▶ _WHAT YOU NEED TO DO_
How many lines of these entries hold the string "Горно"? Reply with the number alone.
# START OF DATA
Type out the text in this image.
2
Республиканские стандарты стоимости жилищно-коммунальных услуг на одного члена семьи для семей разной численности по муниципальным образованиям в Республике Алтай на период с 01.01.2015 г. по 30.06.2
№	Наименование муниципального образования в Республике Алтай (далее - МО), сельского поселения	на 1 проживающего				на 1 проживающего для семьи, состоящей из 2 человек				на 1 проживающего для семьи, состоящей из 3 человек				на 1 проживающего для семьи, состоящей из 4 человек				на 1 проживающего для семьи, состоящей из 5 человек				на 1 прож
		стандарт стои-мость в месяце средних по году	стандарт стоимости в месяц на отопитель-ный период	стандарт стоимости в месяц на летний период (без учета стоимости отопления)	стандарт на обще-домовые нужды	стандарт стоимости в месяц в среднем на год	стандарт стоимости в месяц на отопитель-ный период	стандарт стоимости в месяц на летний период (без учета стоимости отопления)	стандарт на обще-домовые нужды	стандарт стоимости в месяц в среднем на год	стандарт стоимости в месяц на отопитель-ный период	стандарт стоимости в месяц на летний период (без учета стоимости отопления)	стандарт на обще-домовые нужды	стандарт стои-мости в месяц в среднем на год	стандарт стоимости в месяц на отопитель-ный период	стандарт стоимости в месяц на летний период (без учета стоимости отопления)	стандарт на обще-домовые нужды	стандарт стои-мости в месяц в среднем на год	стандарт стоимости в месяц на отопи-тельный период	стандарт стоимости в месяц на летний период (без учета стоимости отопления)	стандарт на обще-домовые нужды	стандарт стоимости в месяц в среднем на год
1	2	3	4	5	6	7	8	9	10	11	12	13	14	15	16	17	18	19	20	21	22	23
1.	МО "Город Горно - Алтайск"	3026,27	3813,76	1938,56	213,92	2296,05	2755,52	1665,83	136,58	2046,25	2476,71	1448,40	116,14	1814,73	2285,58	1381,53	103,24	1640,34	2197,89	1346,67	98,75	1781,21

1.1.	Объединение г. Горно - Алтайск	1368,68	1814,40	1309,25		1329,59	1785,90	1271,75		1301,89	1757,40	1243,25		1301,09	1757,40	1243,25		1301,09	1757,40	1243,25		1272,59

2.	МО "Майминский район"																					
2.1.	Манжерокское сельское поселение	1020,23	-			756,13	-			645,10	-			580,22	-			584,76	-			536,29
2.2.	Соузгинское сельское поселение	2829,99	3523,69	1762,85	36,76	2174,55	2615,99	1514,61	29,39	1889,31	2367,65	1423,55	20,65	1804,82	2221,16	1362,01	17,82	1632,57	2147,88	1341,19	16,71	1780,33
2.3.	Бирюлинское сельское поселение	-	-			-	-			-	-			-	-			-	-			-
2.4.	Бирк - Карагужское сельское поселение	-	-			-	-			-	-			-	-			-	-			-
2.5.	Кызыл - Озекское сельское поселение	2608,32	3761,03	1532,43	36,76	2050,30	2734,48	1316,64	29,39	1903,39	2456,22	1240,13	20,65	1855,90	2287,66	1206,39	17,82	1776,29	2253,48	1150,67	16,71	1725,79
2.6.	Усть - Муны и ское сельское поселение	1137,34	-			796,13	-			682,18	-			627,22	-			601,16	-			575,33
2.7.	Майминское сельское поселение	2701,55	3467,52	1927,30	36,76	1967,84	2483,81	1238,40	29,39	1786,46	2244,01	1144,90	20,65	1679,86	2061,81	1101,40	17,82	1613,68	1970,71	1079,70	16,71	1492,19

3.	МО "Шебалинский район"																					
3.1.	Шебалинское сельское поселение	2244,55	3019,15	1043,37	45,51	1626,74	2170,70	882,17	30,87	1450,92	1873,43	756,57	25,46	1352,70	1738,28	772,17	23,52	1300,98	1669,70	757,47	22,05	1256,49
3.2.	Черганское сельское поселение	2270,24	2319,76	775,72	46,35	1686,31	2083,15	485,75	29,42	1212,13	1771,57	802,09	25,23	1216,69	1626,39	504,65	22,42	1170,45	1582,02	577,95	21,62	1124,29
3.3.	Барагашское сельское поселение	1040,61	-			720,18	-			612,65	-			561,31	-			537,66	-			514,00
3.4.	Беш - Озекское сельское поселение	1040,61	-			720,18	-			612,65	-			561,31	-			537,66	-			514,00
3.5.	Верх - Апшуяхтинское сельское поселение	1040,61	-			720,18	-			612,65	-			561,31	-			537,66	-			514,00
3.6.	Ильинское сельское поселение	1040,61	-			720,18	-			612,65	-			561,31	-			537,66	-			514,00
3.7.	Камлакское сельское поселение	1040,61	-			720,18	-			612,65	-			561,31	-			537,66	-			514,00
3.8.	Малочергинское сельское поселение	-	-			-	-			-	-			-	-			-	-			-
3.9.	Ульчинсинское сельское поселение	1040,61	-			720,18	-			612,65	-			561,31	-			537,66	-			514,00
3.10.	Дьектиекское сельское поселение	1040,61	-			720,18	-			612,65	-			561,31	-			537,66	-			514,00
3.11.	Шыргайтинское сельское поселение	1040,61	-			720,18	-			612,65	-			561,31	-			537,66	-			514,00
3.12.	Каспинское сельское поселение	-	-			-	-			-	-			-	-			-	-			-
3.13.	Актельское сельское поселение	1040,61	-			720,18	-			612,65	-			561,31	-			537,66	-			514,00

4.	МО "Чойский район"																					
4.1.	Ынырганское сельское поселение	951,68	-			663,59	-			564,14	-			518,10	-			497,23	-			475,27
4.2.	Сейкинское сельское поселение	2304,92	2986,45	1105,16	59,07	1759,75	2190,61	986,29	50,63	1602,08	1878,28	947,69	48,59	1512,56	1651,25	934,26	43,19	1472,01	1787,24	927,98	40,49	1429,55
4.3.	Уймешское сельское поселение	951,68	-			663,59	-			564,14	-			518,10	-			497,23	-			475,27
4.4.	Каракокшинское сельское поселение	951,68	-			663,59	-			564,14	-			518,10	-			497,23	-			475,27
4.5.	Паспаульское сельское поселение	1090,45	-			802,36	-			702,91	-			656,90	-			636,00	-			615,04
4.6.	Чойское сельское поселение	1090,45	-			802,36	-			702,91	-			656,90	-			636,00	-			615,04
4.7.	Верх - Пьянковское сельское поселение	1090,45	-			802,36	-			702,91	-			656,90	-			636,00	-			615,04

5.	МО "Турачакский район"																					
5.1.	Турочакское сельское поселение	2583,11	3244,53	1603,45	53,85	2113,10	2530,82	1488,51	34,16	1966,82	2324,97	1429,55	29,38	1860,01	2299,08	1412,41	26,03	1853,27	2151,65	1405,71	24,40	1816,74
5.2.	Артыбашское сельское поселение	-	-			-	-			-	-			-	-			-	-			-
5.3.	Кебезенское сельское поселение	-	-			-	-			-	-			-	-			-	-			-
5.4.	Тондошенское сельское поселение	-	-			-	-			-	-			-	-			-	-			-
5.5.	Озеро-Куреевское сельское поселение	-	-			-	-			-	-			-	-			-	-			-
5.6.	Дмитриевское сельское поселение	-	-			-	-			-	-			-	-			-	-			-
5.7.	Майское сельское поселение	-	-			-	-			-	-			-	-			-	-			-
# END OF DATA
▶ _TASK SOLUTION_
2